Print the listing that follows, character for character.
╭─ Records shown
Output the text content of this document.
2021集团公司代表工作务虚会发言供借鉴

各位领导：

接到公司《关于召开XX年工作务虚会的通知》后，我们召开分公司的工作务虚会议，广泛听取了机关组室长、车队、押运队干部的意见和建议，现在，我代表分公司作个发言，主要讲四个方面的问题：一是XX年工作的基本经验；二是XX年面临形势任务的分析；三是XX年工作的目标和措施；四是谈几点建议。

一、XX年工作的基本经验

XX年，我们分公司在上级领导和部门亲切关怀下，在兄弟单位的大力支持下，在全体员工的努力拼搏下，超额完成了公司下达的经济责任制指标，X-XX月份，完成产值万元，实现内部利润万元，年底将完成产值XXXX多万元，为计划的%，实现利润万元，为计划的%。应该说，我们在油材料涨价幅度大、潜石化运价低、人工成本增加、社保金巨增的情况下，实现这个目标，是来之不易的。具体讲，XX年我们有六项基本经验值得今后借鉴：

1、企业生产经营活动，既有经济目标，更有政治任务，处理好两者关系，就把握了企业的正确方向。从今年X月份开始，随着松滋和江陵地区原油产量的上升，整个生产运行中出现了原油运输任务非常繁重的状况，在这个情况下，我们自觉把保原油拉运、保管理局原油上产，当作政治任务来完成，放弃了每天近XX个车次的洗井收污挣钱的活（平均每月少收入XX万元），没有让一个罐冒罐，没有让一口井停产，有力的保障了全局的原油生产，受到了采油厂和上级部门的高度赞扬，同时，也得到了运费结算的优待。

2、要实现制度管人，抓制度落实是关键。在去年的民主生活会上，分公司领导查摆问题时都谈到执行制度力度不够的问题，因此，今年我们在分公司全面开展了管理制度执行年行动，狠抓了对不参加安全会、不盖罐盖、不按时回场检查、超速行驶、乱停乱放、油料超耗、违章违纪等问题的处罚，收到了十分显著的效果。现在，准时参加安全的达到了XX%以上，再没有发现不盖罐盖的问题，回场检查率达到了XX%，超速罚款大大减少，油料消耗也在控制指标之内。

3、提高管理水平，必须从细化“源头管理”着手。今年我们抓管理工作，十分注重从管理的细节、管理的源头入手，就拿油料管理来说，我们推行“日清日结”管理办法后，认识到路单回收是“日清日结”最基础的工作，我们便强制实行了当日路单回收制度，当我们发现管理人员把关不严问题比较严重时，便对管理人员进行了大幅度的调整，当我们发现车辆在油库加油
╰─
• [Output below]
Output the text content of this document.
2021集团公司代表工作务虚会发言供借鉴

各位领导：

接到公司《关于召开XX年工作务虚会的通知》后，我们召开分公司的工作务虚会议，广泛听取了机关组室长、车队、押运队干部的意见和建议，现在，我代表分公司作个发言，主要讲四个方面的问题：一是XX年工作的基本经验；二是XX年面临形势任务的分析；三是XX年工作的目标和措施；四是谈几点建议。

一、XX年工作的基本经验

XX年，我们分公司在上级领导和部门亲切关怀下，在兄弟单位的大力支持下，在全体员工的努力拼搏下，超额完成了公司下达的经济责任制指标，X-XX月份，完成产值万元，实现内部利润万元，年底将完成产值XXXX多万元，为计划的%，实现利润万元，为计划的%。应该说，我们在油材料涨价幅度大、潜石化运价低、人工成本增加、社保金巨增的情况下，实现这个目标，是来之不易的。具体讲，XX年我们有六项基本经验值得今后借鉴：

1、企业生产经营活动，既有经济目标，更有政治任务，处理好两者关系，就把握了企业的正确方向。从今年X月份开始，随着松滋和江陵地区原油产量的上升，整个生产运行中出现了原油运输任务非常繁重的状况，在这个情况下，我们自觉把保原油拉运、保管理局原油上产，当作政治任务来完成，放弃了每天近XX个车次的洗井收污挣钱的活（平均每月少收入XX万元），没有让一个罐冒罐，没有让一口井停产，有力的保障了全局的原油生产，受到了采油厂和上级部门的高度赞扬，同时，也得到了运费结算的优待。

2、要实现制度管人，抓制度落实是关键。在去年的民主生活会上，分公司领导查摆问题时都谈到执行制度力度不够的问题，因此，今年我们在分公司全面开展了管理制度执行年行动，狠抓了对不参加安全会、不盖罐盖、不按时回场检查、超速行驶、乱停乱放、油料超耗、违章违纪等问题的处罚，收到了十分显著的效果。现在，准时参加安全的达到了XX%以上，再没有发现不盖罐盖的问题，回场检查率达到了XX%，超速罚款大大减少，油料消耗也在控制指标之内。

3、提高管理水平，必须从细化“源头管理”着手。今年我们抓管理工作，十分注重从管理的细节、管理的源头入手，就拿油料管理来说，我们推行“日清日结”管理办法后，认识到路单回收是“日清日结”最基础的工作，我们便强制实行了当日路单回收制度，当我们发现管理人员把关不严问题比较严重时，便对管理人员进行了大幅度的调整，当我们发现车辆在油库加油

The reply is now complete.